Instructions to follow: Produce a word-for-word copy of the data below.

Provided records:

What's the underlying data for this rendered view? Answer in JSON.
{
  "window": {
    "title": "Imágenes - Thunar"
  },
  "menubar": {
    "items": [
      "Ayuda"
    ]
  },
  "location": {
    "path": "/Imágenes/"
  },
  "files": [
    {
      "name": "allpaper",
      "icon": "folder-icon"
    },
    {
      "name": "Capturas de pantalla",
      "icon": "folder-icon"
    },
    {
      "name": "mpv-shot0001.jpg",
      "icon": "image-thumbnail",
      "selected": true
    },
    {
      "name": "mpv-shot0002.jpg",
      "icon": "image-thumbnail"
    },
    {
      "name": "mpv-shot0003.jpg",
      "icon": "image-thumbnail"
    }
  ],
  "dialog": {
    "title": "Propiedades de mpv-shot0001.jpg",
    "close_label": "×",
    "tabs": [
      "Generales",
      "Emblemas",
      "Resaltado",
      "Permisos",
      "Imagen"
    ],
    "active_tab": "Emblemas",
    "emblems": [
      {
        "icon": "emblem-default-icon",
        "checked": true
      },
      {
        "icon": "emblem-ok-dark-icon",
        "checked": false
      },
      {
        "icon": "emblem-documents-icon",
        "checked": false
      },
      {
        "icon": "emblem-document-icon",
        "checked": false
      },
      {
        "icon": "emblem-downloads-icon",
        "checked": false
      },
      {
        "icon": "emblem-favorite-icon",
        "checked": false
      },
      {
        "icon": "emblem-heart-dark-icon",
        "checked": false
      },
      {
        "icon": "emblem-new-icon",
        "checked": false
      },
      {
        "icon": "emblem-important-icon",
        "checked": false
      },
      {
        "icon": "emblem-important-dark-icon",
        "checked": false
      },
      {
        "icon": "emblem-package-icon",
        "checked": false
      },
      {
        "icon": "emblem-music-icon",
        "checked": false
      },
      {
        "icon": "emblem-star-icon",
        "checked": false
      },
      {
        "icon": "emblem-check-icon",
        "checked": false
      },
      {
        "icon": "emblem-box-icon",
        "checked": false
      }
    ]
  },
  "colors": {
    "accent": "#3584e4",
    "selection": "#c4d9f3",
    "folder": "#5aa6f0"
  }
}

Response box:
What's the underlying data for this rendered view? Answer in JSON.
{
  "window": {
    "title": "Imágenes - Thunar"
  },
  "menubar": {
    "items": [
      "Ayuda"
    ]
  },
  "location": {
    "path": "/Imágenes/"
  },
  "files": [
    {
      "name": "allpaper",
      "icon": "folder-icon"
    },
    {
      "name": "Capturas de pantalla",
      "icon": "folder-icon"
    },
    {
      "name": "mpv-shot0001.jpg",
      "icon": "image-thumbnail",
      "selected": true
    },
    {
      "name": "mpv-shot0002.jpg",
      "icon": "image-thumbnail"
    },
    {
      "name": "mpv-shot0003.jpg",
      "icon": "image-thumbnail"
    }
  ],
  "dialog": {
    "title": "Propiedades de mpv-shot0001.jpg",
    "close_label": "×",
    "tabs": [
      "Generales",
      "Emblemas",
      "Resaltado",
      "Permisos",
      "Imagen"
    ],
    "active_tab": "Emblemas",
    "emblems": [
      {
        "icon": "emblem-default-icon",
        "checked": true
      },
      {
        "icon": "emblem-ok-dark-icon",
        "checked": false
      },
      {
        "icon": "emblem-documents-icon",
        "checked": false
      },
      {
        "icon": "emblem-document-icon",
        "checked": false
      },
      {
        "icon": "emblem-downloads-icon",
        "checked": false
      },
      {
        "icon": "emblem-favorite-icon",
        "checked": false
      },
      {
        "icon": "emblem-heart-dark-icon",
        "checked": false
      },
      {
        "icon": "emblem-new-icon",
        "checked": false
      },
      {
        "icon": "emblem-important-icon",
        "checked": false
      },
      {
        "icon": "emblem-important-dark-icon",
        "checked": false
      },
      {
        "icon": "emblem-package-icon",
        "checked": false
      },
      {
        "icon": "emblem-music-icon",
        "checked": false
      },
      {
        "icon": "emblem-star-icon",
        "checked": false
      },
      {
        "icon": "emblem-check-icon",
        "checked": false
      },
      {
        "icon": "emblem-box-icon",
        "checked": false
      }
    ]
  },
  "colors": {
    "accent": "#3584e4",
    "selection": "#c4d9f3",
    "folder": "#5aa6f0"
  }
}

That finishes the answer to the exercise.